══ Input material ══

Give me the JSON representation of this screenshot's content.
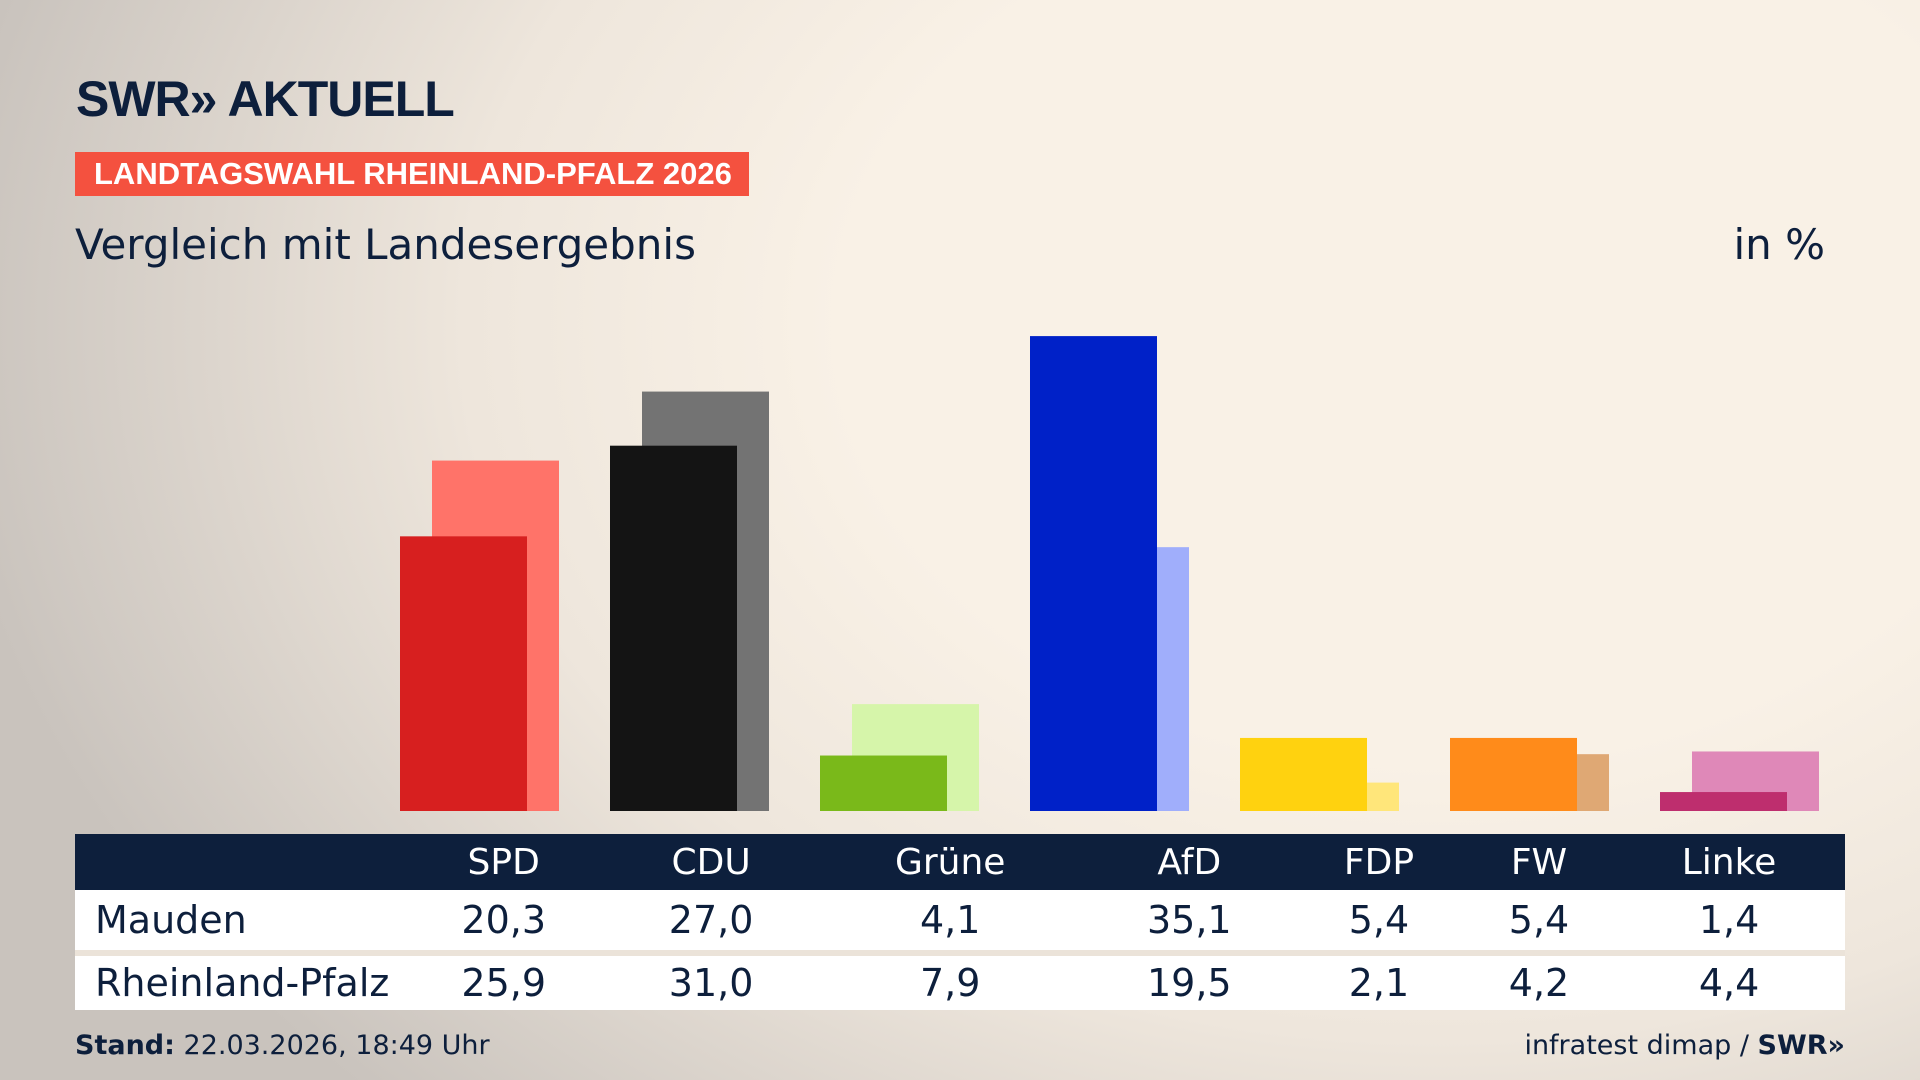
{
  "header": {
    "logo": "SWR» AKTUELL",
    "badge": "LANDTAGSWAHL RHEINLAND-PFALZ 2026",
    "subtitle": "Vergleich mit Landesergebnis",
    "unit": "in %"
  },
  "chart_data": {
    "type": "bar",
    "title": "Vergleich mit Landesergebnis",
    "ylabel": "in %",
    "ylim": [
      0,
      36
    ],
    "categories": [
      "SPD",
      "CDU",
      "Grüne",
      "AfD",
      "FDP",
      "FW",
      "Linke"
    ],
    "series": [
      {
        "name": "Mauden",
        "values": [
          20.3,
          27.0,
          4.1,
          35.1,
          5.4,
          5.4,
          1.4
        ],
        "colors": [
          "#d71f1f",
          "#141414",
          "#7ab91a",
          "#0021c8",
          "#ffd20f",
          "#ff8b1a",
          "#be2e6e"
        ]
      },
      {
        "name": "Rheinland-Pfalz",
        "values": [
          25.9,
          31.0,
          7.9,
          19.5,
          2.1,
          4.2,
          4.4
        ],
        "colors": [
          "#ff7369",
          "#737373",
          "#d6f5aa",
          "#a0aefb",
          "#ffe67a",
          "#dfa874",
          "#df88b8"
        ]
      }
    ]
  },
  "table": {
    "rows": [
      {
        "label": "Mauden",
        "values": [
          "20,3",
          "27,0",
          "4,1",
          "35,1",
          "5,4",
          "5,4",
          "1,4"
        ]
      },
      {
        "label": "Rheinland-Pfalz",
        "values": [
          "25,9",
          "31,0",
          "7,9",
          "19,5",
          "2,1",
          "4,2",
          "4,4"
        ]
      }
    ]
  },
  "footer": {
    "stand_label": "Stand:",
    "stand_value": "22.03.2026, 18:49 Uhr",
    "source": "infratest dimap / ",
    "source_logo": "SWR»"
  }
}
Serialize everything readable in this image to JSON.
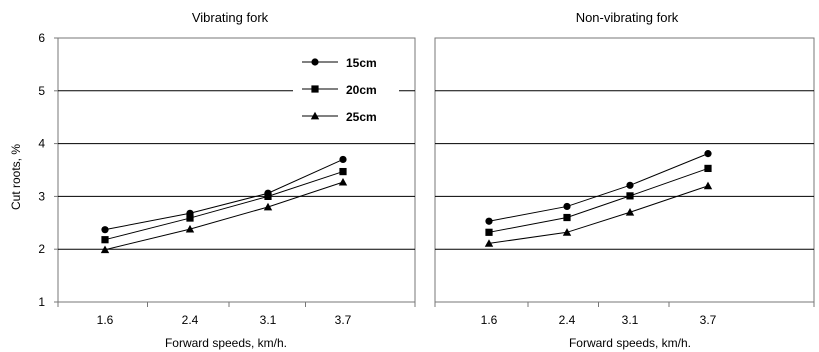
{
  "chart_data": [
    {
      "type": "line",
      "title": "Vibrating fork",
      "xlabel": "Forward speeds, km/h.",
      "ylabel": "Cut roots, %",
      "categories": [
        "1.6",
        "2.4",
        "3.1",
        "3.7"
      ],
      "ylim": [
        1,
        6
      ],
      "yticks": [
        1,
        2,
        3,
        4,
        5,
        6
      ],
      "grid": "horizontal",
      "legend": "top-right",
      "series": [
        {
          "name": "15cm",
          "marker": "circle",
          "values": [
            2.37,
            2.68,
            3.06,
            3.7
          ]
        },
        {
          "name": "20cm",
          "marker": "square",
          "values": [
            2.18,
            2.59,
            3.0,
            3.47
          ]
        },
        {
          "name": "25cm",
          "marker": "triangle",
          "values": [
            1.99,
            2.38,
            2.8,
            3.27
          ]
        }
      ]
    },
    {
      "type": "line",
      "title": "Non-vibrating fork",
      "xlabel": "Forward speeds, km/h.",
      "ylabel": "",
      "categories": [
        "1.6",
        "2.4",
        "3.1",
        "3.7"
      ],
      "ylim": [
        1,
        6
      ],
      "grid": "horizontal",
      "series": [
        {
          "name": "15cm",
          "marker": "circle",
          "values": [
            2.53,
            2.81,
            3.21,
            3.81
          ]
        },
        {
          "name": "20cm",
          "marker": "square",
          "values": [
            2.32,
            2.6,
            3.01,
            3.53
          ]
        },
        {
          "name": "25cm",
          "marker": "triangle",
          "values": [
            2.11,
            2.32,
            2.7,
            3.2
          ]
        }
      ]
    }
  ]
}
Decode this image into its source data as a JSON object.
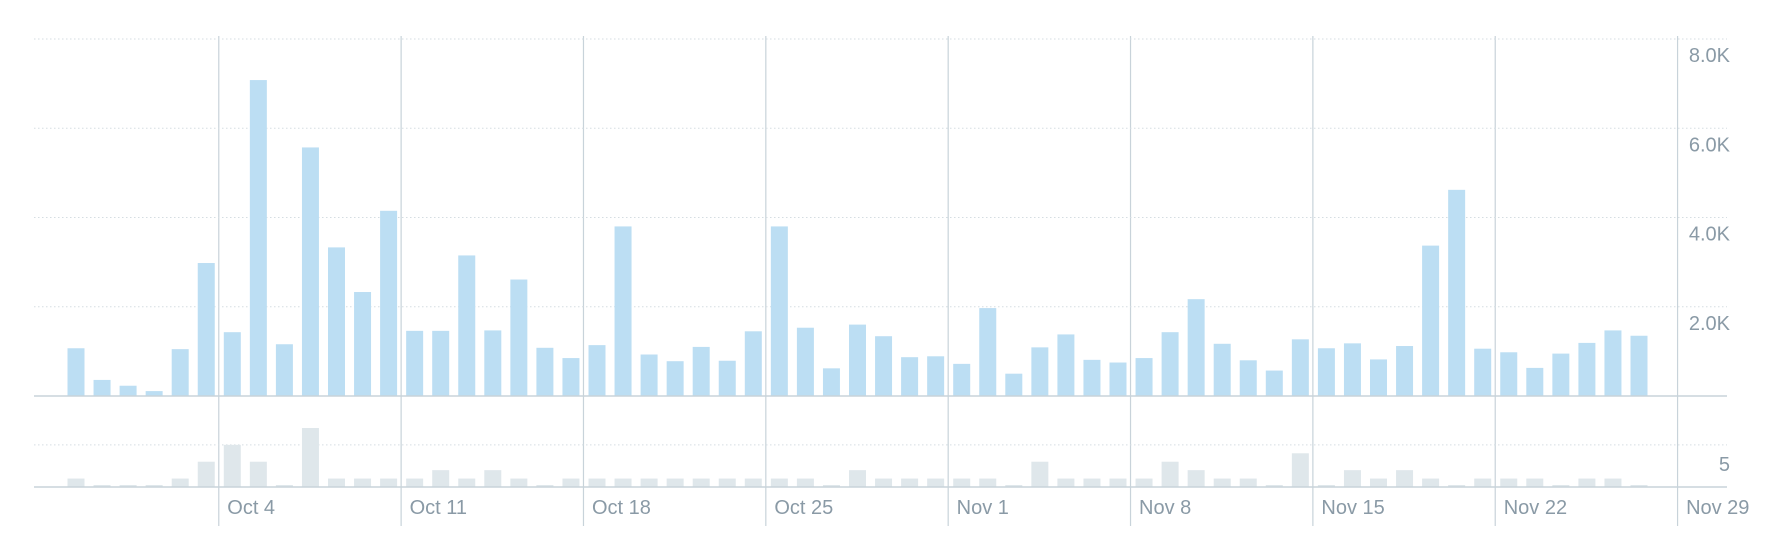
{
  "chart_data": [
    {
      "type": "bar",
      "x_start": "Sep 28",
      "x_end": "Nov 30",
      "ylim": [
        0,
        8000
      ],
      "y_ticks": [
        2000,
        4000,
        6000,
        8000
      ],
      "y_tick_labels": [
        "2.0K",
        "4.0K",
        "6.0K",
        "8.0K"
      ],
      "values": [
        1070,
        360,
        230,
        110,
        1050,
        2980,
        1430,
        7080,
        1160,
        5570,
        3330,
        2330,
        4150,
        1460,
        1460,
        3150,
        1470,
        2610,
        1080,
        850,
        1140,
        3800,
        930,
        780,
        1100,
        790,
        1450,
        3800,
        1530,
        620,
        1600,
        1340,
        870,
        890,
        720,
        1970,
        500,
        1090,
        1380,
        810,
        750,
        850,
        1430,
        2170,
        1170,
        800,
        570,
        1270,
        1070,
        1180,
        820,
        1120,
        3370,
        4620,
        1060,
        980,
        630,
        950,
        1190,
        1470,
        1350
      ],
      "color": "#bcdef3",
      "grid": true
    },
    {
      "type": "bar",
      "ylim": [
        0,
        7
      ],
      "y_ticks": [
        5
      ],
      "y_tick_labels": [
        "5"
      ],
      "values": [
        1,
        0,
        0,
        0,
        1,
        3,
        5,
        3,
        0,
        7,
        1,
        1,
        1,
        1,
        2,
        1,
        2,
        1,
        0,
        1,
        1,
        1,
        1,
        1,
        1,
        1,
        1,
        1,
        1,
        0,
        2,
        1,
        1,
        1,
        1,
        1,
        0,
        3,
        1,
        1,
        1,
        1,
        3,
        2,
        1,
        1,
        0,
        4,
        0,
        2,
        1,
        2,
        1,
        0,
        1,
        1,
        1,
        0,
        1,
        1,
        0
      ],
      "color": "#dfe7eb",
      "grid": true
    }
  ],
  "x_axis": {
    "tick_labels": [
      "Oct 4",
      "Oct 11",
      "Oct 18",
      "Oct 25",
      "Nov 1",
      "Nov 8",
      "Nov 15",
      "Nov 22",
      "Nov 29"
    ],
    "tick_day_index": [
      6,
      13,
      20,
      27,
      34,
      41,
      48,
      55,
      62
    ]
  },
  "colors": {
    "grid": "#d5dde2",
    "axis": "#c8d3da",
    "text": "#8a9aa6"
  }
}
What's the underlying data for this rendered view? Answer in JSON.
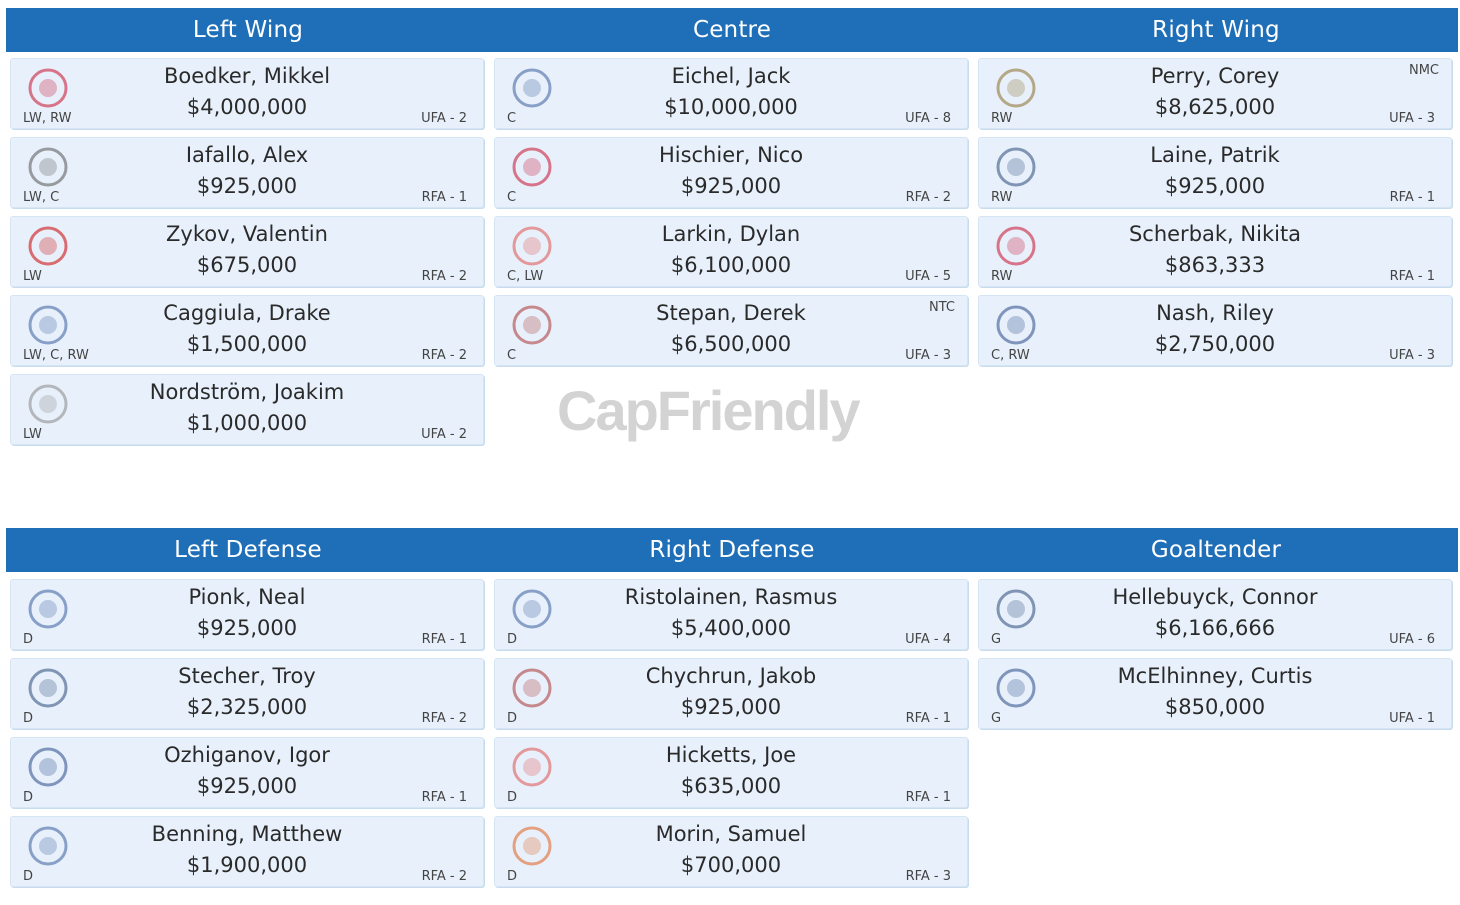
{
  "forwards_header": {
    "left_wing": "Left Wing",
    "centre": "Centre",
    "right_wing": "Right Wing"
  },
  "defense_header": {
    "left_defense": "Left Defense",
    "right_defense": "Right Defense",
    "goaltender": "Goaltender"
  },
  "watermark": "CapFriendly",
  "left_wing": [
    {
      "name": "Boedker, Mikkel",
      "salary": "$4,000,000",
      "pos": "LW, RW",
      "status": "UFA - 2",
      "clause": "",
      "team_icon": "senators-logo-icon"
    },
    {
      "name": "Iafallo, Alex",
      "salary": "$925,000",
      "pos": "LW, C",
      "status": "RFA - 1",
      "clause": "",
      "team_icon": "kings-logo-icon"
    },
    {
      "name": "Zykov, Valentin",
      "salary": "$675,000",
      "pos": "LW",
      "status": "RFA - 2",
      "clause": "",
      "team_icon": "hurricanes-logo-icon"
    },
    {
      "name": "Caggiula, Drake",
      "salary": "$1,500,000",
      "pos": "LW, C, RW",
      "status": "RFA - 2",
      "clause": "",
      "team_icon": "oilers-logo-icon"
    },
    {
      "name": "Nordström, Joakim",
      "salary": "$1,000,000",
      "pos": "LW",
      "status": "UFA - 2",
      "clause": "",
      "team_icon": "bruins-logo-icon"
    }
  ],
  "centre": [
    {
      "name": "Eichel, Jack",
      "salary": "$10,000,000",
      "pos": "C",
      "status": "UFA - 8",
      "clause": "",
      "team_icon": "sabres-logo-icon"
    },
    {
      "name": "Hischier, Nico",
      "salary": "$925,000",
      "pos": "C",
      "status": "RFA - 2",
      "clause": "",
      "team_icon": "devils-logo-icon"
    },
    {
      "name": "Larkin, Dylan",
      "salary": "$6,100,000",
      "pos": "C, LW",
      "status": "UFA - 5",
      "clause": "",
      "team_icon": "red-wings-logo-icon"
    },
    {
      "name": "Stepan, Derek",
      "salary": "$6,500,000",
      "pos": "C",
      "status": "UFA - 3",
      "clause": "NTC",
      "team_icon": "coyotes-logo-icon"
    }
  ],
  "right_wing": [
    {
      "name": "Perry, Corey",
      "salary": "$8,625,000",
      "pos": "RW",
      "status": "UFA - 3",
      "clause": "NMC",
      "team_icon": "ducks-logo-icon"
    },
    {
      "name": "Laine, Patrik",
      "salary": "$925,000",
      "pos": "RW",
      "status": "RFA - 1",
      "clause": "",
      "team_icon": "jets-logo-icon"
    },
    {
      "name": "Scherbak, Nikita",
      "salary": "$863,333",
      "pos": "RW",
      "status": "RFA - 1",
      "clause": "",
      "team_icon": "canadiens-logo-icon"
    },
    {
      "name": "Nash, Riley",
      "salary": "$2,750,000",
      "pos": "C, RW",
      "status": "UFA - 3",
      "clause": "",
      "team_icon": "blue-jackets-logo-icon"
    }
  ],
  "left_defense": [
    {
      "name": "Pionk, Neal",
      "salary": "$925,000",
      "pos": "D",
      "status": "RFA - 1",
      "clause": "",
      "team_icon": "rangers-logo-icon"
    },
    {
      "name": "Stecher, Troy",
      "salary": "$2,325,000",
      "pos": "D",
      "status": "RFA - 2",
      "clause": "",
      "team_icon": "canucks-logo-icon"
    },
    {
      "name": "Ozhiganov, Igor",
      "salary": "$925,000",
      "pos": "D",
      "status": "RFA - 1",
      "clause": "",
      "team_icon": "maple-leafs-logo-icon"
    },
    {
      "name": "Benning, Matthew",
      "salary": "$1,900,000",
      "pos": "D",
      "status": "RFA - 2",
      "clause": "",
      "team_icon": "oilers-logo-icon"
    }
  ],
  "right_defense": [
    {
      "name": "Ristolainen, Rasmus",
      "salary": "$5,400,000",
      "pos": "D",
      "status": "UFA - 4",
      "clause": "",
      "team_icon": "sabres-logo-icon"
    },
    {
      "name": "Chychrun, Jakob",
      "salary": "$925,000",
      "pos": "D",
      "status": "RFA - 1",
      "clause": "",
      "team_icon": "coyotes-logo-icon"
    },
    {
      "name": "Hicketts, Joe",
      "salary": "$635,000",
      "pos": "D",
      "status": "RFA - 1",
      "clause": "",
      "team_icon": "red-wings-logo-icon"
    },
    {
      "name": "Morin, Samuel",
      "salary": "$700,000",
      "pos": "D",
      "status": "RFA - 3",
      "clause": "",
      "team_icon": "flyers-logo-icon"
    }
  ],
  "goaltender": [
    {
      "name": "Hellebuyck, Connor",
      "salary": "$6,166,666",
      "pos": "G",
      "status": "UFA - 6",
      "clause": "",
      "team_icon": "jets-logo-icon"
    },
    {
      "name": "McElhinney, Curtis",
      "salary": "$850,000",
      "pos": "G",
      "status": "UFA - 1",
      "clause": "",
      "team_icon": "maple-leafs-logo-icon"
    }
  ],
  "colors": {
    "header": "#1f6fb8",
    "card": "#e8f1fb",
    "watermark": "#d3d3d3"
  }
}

═══

Stated task — Search the data for the string "this". List each line that has it.

Solution —
Give me the JSON representation of this screenshot's content.
Serialize everything readable in this image to JSON.
Decode this image into its source data as a JSON object.
What's the underlying data for this rendered view? Answer in JSON.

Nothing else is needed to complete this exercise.